▶ DIRECTION:
Pull out every line below that holds the word "text".

— START —

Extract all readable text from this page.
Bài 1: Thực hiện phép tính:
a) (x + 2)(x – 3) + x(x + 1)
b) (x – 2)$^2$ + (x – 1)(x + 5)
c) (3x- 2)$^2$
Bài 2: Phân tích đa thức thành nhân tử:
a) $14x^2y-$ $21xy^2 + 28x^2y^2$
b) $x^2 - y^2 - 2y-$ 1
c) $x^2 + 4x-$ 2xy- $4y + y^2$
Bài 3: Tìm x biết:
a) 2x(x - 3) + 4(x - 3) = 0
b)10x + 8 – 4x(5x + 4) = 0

— END —
— START —

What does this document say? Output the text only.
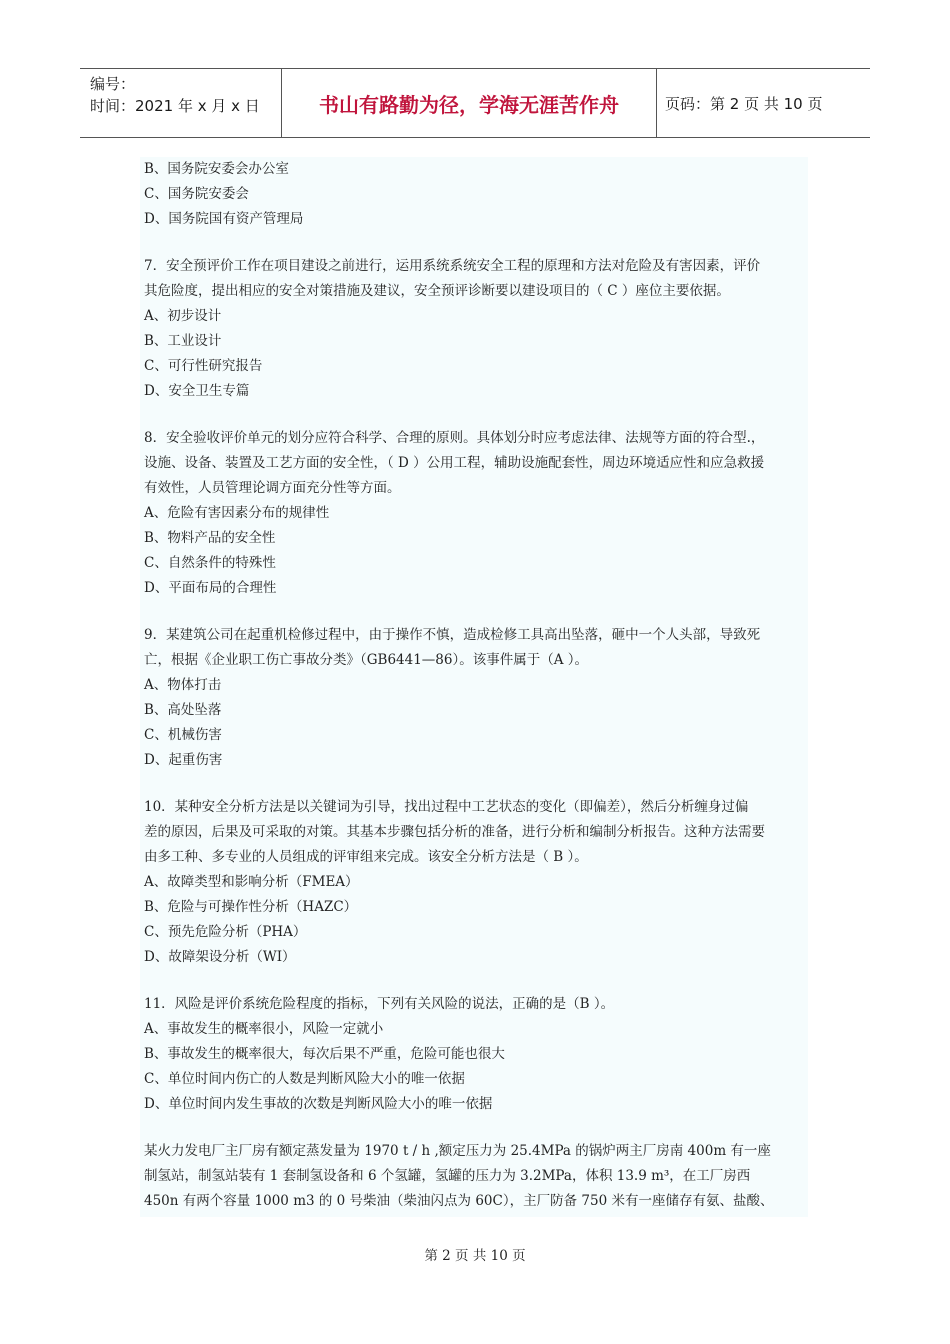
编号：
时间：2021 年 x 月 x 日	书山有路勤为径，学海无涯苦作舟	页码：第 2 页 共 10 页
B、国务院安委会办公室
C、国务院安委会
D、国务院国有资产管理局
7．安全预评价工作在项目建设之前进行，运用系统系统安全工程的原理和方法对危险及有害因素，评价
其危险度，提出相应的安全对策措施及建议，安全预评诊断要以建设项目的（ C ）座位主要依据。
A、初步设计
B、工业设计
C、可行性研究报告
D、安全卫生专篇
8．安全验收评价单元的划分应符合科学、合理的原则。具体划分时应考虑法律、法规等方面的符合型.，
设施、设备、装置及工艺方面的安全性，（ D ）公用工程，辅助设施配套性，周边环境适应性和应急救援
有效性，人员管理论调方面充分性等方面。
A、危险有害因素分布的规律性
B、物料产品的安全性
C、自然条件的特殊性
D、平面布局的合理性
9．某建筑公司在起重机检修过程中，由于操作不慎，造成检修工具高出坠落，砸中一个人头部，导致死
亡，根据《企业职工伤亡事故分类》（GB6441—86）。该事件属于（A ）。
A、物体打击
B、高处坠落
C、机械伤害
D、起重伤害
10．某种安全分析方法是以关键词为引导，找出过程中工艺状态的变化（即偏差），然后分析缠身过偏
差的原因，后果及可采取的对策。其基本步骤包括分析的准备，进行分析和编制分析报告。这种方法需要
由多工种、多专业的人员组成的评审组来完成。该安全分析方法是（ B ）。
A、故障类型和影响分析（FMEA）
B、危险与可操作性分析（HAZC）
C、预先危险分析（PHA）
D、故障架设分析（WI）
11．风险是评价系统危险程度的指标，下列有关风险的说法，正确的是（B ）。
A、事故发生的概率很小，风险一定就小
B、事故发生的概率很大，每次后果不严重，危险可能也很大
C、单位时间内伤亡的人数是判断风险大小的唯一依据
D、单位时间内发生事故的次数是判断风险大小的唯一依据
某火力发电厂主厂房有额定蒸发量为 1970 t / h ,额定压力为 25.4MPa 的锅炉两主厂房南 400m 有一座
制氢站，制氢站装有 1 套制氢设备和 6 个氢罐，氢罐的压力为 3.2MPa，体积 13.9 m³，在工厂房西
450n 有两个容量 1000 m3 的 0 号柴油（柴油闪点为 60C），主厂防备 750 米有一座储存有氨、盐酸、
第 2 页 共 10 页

— END —

▶ TASK SOLUTION:
Extract all readable text from this page.
What does this document say? Output the text only.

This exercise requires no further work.